━━━ Exercise text

Depression Costs U.S. Workplaces $23 Billion in Absenteeism | Healthy Vision 2020 | Scoop.it
U.S. workers with depression miss an estimated 68 million additional days of work each year compared with those who have never been diagnosed, resulting in an estimated cost of more than $23 billion in lost productivity annually.
Texas Medical Association's insight:

Invest in mental health and substance abuse community treatment

 

Mental illness and substance abuse hurt the Texas economy through lost earning potential, treatment of coexisting conditions, disability payments, homelessness, and incarceration.

 

Mental illness is a leading cause of disability in the United States. About 13 million adults have a debilitating mental illness each year, and almost half of all adults will be affected by mental illness in their lifetime. Five percent of adults have a serious mental illness.About one in five children are affected by a mental health disorder with severe impairment in their lifetime.

 

More than 8 percent of Texas adults report current depression, and 5.2 percent report serious psychological distress. In 2011, almost 30 percent of Texas high school students reported they felt sad or hopeless almost every day for at least two weeks. Suicide is a leading cause of death among Texans under 35 years.

━━━━━━

**Complete the following**
**A)** According to the text on depression and workplace costs, through what means do mental illness and substance abuse hurt the Texas economy? List all of them.
**B)** In the text on depression and workplace costs, how many additional days of work do U.S. workers with depression miss each year?

━━━ Records

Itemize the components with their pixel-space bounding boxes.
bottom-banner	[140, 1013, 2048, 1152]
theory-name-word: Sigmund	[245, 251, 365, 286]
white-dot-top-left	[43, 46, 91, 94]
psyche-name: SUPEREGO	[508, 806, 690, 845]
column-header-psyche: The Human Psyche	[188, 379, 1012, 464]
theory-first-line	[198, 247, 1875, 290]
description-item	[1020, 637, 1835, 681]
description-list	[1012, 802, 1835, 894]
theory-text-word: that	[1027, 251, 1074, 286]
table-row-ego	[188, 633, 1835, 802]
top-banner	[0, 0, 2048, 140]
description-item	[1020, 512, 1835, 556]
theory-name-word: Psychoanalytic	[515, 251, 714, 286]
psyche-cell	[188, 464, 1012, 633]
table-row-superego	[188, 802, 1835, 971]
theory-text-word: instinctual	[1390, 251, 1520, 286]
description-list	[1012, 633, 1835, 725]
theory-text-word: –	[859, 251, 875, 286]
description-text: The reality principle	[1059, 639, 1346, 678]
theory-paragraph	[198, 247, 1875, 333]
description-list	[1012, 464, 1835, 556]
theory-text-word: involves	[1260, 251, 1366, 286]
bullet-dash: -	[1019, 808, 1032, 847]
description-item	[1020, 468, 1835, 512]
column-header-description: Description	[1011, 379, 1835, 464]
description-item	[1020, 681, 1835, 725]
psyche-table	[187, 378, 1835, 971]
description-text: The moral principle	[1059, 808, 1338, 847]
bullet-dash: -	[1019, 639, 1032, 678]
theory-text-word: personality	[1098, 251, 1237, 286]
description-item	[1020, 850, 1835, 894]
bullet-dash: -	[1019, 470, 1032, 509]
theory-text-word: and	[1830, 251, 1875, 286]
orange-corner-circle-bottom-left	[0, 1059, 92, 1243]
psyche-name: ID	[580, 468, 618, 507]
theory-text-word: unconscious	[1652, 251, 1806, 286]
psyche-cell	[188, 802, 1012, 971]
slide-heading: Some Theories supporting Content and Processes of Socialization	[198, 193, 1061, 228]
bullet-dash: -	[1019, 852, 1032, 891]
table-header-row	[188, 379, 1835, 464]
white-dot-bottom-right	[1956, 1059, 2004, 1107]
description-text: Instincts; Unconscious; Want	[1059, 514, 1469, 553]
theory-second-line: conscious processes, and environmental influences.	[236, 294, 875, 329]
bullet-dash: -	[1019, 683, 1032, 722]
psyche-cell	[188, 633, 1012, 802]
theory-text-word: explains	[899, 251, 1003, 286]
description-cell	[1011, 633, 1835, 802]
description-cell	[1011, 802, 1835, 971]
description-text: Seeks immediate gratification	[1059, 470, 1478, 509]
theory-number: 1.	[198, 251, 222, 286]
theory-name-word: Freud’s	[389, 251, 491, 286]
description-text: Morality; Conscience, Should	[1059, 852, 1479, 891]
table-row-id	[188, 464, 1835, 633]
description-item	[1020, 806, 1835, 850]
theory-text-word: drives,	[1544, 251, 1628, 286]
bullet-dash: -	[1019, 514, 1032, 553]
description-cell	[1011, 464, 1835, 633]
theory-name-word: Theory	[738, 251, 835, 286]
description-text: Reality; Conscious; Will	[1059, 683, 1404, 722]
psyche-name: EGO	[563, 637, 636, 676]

━━━━━━

**Numbered responses**
**A)**
- Lost earning potential
- Treatment of coexisting conditions
- Disability payments
- Homelessness
- Incarceration

**B)** An estimated 68 million additional days.